— START OF EXCERPTED RECORDS —
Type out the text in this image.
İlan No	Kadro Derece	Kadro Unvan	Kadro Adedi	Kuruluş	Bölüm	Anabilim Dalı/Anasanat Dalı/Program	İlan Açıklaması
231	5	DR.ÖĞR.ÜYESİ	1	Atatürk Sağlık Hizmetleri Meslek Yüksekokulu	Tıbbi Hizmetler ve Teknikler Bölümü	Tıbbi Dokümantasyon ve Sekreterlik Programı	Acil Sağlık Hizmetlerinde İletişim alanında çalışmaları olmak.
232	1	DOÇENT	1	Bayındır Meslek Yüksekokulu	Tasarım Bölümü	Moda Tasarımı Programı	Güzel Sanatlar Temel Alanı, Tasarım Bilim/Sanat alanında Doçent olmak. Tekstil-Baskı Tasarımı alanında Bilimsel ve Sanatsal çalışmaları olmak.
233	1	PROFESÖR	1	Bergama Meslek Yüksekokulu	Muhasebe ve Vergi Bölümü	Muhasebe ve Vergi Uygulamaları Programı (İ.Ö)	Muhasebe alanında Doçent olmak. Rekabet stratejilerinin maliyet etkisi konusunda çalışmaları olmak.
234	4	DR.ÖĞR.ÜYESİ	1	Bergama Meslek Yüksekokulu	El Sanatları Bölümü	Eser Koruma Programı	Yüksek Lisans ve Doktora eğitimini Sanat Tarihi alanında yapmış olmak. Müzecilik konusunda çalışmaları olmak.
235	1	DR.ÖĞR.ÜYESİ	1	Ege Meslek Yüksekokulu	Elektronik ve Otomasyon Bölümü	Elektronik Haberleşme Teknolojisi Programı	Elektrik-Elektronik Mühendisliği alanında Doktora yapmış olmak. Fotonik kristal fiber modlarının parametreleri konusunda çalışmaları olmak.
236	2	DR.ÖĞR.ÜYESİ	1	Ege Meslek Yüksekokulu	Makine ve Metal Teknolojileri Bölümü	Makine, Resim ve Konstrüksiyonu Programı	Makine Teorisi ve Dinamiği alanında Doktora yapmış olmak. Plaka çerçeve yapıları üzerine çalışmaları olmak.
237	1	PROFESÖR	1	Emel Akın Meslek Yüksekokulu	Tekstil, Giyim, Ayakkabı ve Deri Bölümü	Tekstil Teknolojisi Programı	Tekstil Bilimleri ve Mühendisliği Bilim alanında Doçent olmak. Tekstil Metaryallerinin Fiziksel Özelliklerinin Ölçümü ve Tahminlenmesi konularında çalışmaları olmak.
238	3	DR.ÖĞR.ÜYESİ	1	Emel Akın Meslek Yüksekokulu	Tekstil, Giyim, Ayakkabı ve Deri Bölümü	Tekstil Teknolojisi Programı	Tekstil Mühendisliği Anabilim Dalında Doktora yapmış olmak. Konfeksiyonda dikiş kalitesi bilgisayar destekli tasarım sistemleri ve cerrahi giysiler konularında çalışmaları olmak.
— END OF EXCERPTED RECORDS —
SHORT TASK: Each line of the material should be duplicated exactly, please.

EXERCISE SOLUTION:
Type out the text in this image.
İlan No	Kadro Derece	Kadro Unvan	Kadro Adedi	Kuruluş	Bölüm	Anabilim Dalı/Anasanat Dalı/Program	İlan Açıklaması
231	5	DR.ÖĞR.ÜYESİ	1	Atatürk Sağlık Hizmetleri Meslek Yüksekokulu	Tıbbi Hizmetler ve Teknikler Bölümü	Tıbbi Dokümantasyon ve Sekreterlik Programı	Acil Sağlık Hizmetlerinde İletişim alanında çalışmaları olmak.
232	1	DOÇENT	1	Bayındır Meslek Yüksekokulu	Tasarım Bölümü	Moda Tasarımı Programı	Güzel Sanatlar Temel Alanı, Tasarım Bilim/Sanat alanında Doçent olmak. Tekstil-Baskı Tasarımı alanında Bilimsel ve Sanatsal çalışmaları olmak.
233	1	PROFESÖR	1	Bergama Meslek Yüksekokulu	Muhasebe ve Vergi Bölümü	Muhasebe ve Vergi Uygulamaları Programı (İ.Ö)	Muhasebe alanında Doçent olmak. Rekabet stratejilerinin maliyet etkisi konusunda çalışmaları olmak.
234	4	DR.ÖĞR.ÜYESİ	1	Bergama Meslek Yüksekokulu	El Sanatları Bölümü	Eser Koruma Programı	Yüksek Lisans ve Doktora eğitimini Sanat Tarihi alanında yapmış olmak. Müzecilik konusunda çalışmaları olmak.
235	1	DR.ÖĞR.ÜYESİ	1	Ege Meslek Yüksekokulu	Elektronik ve Otomasyon Bölümü	Elektronik Haberleşme Teknolojisi Programı	Elektrik-Elektronik Mühendisliği alanında Doktora yapmış olmak. Fotonik kristal fiber modlarının parametreleri konusunda çalışmaları olmak.
236	2	DR.ÖĞR.ÜYESİ	1	Ege Meslek Yüksekokulu	Makine ve Metal Teknolojileri Bölümü	Makine, Resim ve Konstrüksiyonu Programı	Makine Teorisi ve Dinamiği alanında Doktora yapmış olmak. Plaka çerçeve yapıları üzerine çalışmaları olmak.
237	1	PROFESÖR	1	Emel Akın Meslek Yüksekokulu	Tekstil, Giyim, Ayakkabı ve Deri Bölümü	Tekstil Teknolojisi Programı	Tekstil Bilimleri ve Mühendisliği Bilim alanında Doçent olmak. Tekstil Metaryallerinin Fiziksel Özelliklerinin Ölçümü ve Tahminlenmesi konularında çalışmaları olmak.
238	3	DR.ÖĞR.ÜYESİ	1	Emel Akın Meslek Yüksekokulu	Tekstil, Giyim, Ayakkabı ve Deri Bölümü	Tekstil Teknolojisi Programı	Tekstil Mühendisliği Anabilim Dalında Doktora yapmış olmak. Konfeksiyonda dikiş kalitesi bilgisayar destekli tasarım sistemleri ve cerrahi giysiler konularında çalışmaları olmak.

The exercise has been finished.